Figure dataset records
══════

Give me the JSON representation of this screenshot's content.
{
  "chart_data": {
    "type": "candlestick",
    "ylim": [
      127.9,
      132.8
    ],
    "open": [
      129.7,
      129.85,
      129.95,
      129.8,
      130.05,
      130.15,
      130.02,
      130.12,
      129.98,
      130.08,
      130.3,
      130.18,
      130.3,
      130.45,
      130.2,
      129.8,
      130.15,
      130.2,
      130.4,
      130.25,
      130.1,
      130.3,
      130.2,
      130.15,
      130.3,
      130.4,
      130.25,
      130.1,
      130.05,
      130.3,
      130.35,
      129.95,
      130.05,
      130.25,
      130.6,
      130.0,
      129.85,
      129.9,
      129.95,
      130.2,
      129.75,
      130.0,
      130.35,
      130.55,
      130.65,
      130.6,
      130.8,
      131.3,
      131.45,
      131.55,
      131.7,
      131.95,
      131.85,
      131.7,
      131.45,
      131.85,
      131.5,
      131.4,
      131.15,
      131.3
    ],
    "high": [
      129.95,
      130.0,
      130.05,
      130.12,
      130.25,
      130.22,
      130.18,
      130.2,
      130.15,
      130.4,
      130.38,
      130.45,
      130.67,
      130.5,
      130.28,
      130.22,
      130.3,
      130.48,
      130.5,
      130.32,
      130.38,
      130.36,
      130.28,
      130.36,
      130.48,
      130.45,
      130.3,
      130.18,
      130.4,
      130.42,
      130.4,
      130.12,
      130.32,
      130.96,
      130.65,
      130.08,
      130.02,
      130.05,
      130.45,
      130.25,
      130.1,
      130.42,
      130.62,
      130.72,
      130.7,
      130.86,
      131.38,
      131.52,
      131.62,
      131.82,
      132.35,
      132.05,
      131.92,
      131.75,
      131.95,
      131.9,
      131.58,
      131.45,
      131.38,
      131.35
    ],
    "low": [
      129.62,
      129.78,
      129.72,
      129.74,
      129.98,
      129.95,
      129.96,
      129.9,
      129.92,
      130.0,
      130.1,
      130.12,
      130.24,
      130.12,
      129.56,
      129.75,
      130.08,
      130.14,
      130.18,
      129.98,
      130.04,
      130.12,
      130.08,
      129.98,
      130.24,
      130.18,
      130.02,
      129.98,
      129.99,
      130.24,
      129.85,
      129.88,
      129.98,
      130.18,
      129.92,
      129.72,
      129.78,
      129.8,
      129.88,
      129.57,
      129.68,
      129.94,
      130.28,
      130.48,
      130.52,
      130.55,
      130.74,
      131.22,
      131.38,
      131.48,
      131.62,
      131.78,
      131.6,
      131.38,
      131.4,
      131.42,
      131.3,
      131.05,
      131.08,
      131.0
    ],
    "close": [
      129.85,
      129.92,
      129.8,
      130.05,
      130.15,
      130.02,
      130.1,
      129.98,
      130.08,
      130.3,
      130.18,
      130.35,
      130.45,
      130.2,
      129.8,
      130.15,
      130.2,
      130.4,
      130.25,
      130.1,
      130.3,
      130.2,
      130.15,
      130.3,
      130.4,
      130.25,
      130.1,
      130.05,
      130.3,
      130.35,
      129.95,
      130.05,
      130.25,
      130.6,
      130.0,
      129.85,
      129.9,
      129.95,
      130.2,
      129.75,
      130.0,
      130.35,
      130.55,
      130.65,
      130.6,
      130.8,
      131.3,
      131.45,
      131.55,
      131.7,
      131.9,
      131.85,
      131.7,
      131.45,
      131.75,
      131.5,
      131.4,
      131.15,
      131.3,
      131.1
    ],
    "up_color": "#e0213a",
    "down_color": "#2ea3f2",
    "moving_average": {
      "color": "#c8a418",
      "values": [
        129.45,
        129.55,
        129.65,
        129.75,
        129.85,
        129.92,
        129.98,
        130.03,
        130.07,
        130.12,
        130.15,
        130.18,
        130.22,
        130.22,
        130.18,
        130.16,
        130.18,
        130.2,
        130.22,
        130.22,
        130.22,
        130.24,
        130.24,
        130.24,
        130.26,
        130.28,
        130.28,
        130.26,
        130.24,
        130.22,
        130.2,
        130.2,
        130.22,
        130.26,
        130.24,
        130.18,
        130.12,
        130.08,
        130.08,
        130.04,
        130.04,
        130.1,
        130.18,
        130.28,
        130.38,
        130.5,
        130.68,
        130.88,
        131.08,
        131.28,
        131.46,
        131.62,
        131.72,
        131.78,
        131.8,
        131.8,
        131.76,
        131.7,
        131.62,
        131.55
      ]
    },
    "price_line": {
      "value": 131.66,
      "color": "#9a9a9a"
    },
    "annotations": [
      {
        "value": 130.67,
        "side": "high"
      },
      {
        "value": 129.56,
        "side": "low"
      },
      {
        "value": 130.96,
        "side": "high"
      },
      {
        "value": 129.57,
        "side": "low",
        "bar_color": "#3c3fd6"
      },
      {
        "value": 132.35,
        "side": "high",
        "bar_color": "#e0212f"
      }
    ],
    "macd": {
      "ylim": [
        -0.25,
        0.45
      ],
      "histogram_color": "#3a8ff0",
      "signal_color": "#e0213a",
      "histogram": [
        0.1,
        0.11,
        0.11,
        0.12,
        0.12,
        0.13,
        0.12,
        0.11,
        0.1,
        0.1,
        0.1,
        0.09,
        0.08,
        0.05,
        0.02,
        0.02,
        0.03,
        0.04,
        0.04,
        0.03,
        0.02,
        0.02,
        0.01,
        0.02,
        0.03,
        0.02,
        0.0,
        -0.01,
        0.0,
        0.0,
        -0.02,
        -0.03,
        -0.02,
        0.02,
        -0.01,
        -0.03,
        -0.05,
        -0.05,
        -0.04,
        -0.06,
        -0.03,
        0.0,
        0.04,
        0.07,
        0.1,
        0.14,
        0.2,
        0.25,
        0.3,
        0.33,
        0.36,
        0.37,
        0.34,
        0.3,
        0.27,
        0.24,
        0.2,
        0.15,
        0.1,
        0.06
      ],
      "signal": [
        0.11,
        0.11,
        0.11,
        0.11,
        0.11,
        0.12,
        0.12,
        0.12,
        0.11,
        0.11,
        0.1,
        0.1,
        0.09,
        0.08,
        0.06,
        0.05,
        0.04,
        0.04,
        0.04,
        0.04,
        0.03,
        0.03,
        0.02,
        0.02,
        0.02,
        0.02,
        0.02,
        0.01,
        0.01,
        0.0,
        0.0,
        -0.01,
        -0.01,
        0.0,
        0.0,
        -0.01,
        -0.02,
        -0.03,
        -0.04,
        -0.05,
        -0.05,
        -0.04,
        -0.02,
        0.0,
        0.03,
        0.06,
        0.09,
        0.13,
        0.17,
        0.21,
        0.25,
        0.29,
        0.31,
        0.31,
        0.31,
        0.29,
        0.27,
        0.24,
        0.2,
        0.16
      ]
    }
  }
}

══════

Challenge ▸
Pull every line containing "side" out of the data above.

Exercise response ▸
        "side": "high"
        "side": "low"
        "side": "high"
        "side": "low",
        "side": "high",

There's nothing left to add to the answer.